### What the task asks
Using the records that follow, copy every line containing the word "when".

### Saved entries

•••••

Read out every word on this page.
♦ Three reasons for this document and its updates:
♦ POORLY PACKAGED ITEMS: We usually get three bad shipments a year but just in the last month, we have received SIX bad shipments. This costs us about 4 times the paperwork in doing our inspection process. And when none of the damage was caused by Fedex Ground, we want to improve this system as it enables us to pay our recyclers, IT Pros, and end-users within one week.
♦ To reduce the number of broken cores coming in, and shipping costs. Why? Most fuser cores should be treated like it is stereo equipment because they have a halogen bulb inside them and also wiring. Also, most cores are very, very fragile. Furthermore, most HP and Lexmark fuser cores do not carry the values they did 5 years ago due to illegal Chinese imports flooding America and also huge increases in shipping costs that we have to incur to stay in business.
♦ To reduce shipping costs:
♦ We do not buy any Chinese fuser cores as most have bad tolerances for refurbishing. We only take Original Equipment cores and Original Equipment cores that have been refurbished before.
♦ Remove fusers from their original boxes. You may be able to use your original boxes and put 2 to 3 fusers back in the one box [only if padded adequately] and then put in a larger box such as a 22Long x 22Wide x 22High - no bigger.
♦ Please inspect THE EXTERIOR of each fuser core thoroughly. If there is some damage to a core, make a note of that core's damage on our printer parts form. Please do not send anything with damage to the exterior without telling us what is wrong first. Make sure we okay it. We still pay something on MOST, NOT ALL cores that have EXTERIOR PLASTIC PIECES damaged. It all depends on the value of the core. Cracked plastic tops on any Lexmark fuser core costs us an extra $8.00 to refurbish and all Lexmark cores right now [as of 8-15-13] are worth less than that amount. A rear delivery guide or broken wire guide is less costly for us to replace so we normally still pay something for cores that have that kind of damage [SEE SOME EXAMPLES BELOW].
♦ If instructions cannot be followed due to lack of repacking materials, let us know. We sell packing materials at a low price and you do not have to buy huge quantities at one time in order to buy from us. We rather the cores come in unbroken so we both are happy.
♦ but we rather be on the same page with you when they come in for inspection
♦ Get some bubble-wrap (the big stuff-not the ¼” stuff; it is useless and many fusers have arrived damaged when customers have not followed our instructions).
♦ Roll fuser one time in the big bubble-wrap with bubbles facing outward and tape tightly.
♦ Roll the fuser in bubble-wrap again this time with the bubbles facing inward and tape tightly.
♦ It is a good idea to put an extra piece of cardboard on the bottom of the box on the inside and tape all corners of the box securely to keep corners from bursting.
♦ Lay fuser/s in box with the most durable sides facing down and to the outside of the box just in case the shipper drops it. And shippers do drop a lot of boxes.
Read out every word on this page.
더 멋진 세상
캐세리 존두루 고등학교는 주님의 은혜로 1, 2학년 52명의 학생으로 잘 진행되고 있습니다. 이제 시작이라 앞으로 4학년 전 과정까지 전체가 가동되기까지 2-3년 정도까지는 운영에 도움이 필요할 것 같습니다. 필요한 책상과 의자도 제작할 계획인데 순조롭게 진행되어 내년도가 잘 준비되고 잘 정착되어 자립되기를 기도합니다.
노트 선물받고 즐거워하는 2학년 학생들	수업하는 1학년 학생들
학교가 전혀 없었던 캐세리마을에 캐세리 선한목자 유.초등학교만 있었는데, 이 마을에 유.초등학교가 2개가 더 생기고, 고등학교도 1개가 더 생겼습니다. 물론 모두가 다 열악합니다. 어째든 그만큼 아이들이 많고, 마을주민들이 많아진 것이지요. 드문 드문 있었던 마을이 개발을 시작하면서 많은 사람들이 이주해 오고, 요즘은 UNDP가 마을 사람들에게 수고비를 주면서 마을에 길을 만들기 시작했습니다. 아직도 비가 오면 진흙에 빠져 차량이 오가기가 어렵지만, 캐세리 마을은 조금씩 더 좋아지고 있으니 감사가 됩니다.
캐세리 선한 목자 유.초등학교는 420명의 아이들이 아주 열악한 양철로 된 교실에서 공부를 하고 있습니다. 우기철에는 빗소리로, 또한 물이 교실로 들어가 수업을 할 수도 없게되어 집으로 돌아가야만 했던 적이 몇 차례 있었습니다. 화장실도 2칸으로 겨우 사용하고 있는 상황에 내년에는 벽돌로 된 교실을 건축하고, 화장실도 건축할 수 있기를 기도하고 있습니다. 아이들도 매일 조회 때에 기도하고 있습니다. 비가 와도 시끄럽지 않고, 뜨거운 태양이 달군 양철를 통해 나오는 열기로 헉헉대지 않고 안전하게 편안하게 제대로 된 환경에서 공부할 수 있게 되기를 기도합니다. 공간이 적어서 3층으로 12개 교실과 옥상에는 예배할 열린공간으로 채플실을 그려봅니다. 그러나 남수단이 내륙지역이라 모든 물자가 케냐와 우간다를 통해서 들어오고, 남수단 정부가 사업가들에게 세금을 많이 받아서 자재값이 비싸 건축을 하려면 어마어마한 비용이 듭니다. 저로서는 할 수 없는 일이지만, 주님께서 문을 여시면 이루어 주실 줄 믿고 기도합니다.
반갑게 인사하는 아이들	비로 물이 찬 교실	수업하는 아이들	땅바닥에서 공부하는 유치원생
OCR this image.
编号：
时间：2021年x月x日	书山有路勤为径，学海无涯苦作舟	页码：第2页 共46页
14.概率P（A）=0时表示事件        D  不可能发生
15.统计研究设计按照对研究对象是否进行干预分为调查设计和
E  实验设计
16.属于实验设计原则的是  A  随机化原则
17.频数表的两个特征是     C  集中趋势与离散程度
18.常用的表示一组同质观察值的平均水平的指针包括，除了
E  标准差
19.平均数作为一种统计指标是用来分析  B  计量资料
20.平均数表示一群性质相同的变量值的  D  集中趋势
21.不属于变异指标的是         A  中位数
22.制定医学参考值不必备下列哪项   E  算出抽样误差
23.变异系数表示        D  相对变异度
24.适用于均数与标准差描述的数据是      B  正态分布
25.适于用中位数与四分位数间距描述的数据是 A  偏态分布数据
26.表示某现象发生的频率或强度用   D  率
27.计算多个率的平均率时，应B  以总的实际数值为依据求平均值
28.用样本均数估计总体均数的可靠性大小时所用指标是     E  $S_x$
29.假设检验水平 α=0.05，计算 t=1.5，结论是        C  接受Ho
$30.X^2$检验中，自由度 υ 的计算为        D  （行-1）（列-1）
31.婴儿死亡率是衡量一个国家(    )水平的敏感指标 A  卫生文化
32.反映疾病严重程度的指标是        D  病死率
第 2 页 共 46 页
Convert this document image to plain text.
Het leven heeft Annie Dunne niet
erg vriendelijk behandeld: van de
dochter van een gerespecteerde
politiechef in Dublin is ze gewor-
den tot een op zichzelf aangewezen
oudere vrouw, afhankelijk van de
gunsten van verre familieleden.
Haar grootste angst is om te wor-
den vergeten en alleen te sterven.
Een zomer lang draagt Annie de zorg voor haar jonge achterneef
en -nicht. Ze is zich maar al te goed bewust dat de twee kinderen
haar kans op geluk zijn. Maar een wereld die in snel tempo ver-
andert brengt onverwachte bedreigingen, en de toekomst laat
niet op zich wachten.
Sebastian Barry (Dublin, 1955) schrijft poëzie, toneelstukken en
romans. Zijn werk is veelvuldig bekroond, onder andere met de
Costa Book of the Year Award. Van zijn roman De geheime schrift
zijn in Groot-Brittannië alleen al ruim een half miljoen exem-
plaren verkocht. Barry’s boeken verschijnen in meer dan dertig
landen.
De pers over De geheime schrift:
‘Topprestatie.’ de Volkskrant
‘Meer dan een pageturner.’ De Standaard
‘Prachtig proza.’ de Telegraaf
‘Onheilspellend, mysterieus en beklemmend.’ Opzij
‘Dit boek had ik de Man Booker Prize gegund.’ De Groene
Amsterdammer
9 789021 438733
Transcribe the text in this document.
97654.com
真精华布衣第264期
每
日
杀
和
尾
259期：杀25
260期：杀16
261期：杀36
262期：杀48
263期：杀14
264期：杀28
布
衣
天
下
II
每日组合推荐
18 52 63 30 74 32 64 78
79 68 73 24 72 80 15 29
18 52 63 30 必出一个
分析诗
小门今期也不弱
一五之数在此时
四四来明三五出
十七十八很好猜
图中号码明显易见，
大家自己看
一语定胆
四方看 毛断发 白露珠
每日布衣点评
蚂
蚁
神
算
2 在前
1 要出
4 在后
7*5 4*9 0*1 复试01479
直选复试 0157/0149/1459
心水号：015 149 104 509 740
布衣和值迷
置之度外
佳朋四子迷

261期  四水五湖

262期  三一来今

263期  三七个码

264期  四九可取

•••••

### Result
♦ POORLY PACKAGED ITEMS: We usually get three bad shipments a year but just in the last month, we have received SIX bad shipments. This costs us about 4 times the paperwork in doing our inspection process. And when none of the damage was caused by Fedex Ground, we want to improve this system as it enables us to pay our recyclers, IT Pros, and end-users within one week.
♦ but we rather be on the same page with you when they come in for inspection
♦ Get some bubble-wrap (the big stuff-not the ¼” stuff; it is useless and many fusers have arrived damaged when customers have not followed our instructions).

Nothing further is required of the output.